## BEGIN

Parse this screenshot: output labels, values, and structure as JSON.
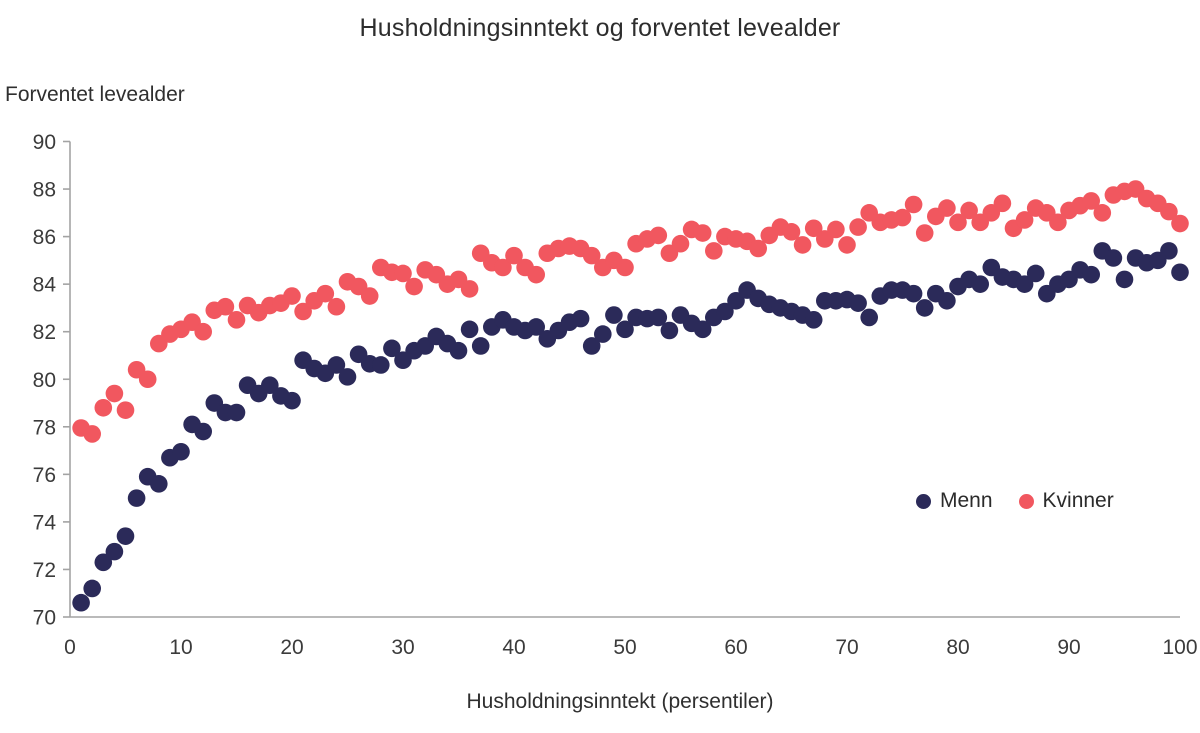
{
  "title": "Husholdningsinntekt og forventet levealder",
  "y_axis_title": "Forventet levealder",
  "x_axis_title": "Husholdningsinntekt (persentiler)",
  "legend": {
    "menn_label": "Menn",
    "kvinner_label": "Kvinner"
  },
  "colors": {
    "menn": "#2b2a59",
    "kvinner": "#f1575f",
    "axis": "#a3a3a3",
    "tick_text": "#3b3b3b",
    "title_text": "#2d2d2d"
  },
  "chart_data": {
    "type": "scatter",
    "title": "Husholdningsinntekt og forventet levealder",
    "xlabel": "Husholdningsinntekt (persentiler)",
    "ylabel": "Forventet levealder",
    "xlim": [
      0,
      100
    ],
    "ylim": [
      70,
      90
    ],
    "x_tick_step": 10,
    "y_tick_step": 2,
    "grid": false,
    "legend_position": "right-middle",
    "marker_radius_px": 8.8,
    "x": [
      1,
      2,
      3,
      4,
      5,
      6,
      7,
      8,
      9,
      10,
      11,
      12,
      13,
      14,
      15,
      16,
      17,
      18,
      19,
      20,
      21,
      22,
      23,
      24,
      25,
      26,
      27,
      28,
      29,
      30,
      31,
      32,
      33,
      34,
      35,
      36,
      37,
      38,
      39,
      40,
      41,
      42,
      43,
      44,
      45,
      46,
      47,
      48,
      49,
      50,
      51,
      52,
      53,
      54,
      55,
      56,
      57,
      58,
      59,
      60,
      61,
      62,
      63,
      64,
      65,
      66,
      67,
      68,
      69,
      70,
      71,
      72,
      73,
      74,
      75,
      76,
      77,
      78,
      79,
      80,
      81,
      82,
      83,
      84,
      85,
      86,
      87,
      88,
      89,
      90,
      91,
      92,
      93,
      94,
      95,
      96,
      97,
      98,
      99,
      100
    ],
    "series": [
      {
        "name": "Menn",
        "color": "#2b2a59",
        "values": [
          70.6,
          71.2,
          72.3,
          72.75,
          73.4,
          75.0,
          75.9,
          75.6,
          76.7,
          76.95,
          78.1,
          77.8,
          79.0,
          78.6,
          78.6,
          79.75,
          79.4,
          79.75,
          79.3,
          79.1,
          80.8,
          80.45,
          80.25,
          80.6,
          80.1,
          81.05,
          80.65,
          80.6,
          81.3,
          80.8,
          81.2,
          81.4,
          81.8,
          81.5,
          81.2,
          82.1,
          81.4,
          82.2,
          82.5,
          82.2,
          82.05,
          82.2,
          81.7,
          82.05,
          82.4,
          82.55,
          81.4,
          81.9,
          82.7,
          82.1,
          82.6,
          82.55,
          82.6,
          82.05,
          82.7,
          82.35,
          82.1,
          82.6,
          82.85,
          83.3,
          83.75,
          83.4,
          83.15,
          83.0,
          82.85,
          82.7,
          82.5,
          83.3,
          83.3,
          83.35,
          83.2,
          82.6,
          83.5,
          83.75,
          83.75,
          83.6,
          83.0,
          83.6,
          83.3,
          83.9,
          84.2,
          84.0,
          84.7,
          84.3,
          84.2,
          84.0,
          84.45,
          83.6,
          84.0,
          84.2,
          84.6,
          84.4,
          85.4,
          85.1,
          84.2,
          85.1,
          84.9,
          85.0,
          85.4,
          84.5
        ]
      },
      {
        "name": "Kvinner",
        "color": "#f1575f",
        "values": [
          77.95,
          77.7,
          78.8,
          79.4,
          78.7,
          80.4,
          80.0,
          81.5,
          81.9,
          82.1,
          82.4,
          82.0,
          82.9,
          83.05,
          82.5,
          83.1,
          82.8,
          83.1,
          83.2,
          83.5,
          82.85,
          83.3,
          83.6,
          83.05,
          84.1,
          83.9,
          83.5,
          84.7,
          84.5,
          84.45,
          83.9,
          84.6,
          84.4,
          84.0,
          84.2,
          83.8,
          85.3,
          84.9,
          84.7,
          85.2,
          84.7,
          84.4,
          85.3,
          85.5,
          85.6,
          85.5,
          85.2,
          84.7,
          85.0,
          84.7,
          85.7,
          85.9,
          86.05,
          85.3,
          85.7,
          86.3,
          86.15,
          85.4,
          86.0,
          85.9,
          85.8,
          85.5,
          86.05,
          86.4,
          86.2,
          85.65,
          86.35,
          85.9,
          86.3,
          85.65,
          86.4,
          87.0,
          86.6,
          86.7,
          86.8,
          87.35,
          86.15,
          86.85,
          87.2,
          86.6,
          87.1,
          86.6,
          87.0,
          87.4,
          86.35,
          86.7,
          87.2,
          87.0,
          86.6,
          87.1,
          87.3,
          87.5,
          87.0,
          87.75,
          87.9,
          88.0,
          87.6,
          87.4,
          87.05,
          86.55
        ]
      }
    ],
    "y_ticks": [
      70,
      72,
      74,
      76,
      78,
      80,
      82,
      84,
      86,
      88,
      90
    ],
    "x_ticks": [
      0,
      10,
      20,
      30,
      40,
      50,
      60,
      70,
      80,
      90,
      100
    ]
  }
}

## END

§ Objective: Select and copy every line of the listing with the word "Husholdningsinntekt".

§ Solution for this task:
  "title": "Husholdningsinntekt og forventet levealder",
  "x_axis_title": "Husholdningsinntekt (persentiler)",
    "title": "Husholdningsinntekt og forventet levealder",
    "xlabel": "Husholdningsinntekt (persentiler)",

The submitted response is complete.